## EXERCISE INPUT
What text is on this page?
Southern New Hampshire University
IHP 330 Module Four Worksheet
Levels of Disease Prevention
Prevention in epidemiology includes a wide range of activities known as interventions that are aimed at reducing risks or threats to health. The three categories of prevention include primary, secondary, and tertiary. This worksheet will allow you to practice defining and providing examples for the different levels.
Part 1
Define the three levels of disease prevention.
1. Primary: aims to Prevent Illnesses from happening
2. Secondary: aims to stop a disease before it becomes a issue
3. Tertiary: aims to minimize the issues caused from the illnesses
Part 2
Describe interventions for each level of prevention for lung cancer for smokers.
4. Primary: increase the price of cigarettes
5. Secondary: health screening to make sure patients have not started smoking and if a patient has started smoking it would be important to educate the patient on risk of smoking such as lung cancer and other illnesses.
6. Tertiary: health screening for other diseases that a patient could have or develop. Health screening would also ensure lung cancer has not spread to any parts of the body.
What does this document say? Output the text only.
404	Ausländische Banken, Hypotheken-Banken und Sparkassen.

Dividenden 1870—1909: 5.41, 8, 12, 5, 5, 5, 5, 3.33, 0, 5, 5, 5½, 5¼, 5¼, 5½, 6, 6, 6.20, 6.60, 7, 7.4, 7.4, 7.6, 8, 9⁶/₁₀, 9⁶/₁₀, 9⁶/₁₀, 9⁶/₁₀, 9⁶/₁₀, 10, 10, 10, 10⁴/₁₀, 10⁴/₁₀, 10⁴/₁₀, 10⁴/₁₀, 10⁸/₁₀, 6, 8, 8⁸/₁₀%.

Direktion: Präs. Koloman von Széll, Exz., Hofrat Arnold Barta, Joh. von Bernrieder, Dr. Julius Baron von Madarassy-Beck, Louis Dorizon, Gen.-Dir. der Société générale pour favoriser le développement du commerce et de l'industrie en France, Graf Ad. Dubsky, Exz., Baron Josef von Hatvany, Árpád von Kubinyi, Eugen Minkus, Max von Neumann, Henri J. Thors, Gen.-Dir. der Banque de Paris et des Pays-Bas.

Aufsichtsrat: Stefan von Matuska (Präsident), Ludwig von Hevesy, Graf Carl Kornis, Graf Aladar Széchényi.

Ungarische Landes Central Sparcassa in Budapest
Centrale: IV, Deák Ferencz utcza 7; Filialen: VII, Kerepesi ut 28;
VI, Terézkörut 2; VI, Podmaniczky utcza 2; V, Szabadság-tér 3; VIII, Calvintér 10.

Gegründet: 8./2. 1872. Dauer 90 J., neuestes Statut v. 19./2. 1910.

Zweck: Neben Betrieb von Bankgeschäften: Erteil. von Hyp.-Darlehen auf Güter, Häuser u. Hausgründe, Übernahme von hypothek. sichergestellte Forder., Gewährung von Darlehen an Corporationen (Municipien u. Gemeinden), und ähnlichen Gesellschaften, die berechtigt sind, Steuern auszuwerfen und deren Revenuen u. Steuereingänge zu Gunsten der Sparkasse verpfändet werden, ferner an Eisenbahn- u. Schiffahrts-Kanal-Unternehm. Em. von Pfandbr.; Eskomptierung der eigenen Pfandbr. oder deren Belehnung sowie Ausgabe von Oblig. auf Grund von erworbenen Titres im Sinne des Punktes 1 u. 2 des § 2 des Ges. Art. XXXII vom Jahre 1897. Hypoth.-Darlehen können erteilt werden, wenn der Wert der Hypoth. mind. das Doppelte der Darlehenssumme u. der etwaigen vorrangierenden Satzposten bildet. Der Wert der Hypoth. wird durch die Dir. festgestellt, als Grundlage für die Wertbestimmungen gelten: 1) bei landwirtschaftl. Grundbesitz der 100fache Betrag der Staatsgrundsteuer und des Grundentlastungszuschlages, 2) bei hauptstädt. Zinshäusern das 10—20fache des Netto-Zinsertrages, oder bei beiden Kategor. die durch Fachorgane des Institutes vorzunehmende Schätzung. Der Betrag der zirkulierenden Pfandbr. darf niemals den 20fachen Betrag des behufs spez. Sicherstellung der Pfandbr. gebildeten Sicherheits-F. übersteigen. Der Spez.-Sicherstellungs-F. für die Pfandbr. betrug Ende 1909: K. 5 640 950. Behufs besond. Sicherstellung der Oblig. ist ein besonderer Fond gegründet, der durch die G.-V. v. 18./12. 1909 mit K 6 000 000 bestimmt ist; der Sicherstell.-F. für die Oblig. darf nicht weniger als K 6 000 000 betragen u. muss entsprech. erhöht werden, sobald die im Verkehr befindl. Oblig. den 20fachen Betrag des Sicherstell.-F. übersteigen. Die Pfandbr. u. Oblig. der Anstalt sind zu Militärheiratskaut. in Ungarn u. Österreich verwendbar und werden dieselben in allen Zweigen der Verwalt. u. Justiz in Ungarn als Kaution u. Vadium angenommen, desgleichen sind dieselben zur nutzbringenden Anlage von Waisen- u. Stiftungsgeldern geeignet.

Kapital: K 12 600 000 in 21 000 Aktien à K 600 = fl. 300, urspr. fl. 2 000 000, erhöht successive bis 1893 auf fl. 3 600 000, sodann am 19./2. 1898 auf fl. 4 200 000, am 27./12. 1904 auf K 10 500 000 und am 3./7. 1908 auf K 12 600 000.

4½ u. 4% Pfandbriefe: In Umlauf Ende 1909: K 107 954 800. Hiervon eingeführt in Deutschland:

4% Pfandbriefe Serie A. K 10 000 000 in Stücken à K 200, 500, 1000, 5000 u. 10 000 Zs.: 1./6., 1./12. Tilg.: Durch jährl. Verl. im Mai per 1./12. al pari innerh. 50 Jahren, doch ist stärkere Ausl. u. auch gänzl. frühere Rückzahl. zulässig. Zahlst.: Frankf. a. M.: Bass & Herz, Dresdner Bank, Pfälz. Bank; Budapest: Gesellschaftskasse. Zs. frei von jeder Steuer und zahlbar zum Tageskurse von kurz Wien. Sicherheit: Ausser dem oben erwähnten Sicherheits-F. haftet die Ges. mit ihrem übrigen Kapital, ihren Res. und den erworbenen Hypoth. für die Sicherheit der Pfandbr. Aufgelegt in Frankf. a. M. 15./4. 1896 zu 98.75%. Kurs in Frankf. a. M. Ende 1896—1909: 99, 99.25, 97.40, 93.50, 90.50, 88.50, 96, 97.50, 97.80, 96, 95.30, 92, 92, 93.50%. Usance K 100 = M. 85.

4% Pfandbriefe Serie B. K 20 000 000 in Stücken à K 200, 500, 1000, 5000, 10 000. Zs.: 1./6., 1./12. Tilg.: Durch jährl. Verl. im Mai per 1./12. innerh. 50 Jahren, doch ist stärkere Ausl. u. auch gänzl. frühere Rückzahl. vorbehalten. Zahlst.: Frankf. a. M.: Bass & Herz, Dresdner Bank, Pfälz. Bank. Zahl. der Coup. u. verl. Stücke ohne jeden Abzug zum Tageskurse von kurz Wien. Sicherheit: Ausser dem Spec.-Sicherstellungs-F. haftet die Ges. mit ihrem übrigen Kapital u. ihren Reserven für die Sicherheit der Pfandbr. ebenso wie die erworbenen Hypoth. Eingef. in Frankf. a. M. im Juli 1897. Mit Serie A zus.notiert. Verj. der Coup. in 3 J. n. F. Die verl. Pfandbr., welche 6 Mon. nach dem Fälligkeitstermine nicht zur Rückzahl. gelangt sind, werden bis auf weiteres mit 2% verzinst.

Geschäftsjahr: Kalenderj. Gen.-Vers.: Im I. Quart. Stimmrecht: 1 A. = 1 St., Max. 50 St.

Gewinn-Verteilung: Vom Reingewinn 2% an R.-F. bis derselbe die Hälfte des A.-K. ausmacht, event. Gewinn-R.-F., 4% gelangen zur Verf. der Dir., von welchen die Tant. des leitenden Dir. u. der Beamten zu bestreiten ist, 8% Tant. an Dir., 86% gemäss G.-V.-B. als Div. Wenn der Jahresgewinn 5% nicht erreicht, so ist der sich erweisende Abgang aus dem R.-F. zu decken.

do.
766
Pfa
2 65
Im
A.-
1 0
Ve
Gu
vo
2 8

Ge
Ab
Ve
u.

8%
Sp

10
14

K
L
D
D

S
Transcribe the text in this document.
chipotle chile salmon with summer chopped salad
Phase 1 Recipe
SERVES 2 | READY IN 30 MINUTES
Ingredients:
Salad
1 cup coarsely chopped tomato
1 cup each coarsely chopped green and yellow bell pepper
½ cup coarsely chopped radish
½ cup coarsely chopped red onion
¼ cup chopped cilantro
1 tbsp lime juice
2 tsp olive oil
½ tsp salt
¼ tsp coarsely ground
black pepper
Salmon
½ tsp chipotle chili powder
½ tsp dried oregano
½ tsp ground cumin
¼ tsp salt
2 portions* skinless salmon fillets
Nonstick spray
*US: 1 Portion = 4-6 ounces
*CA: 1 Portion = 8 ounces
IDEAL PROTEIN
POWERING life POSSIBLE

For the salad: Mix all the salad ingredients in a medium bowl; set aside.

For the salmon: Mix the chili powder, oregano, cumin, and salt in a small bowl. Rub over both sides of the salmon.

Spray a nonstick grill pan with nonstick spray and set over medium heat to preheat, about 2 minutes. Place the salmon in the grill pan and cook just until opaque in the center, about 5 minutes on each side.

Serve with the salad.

## ACTIVITY
In the listing above, count every line that contains the word "interventions" and give the number with no comment.

## ANSWER BELOW
2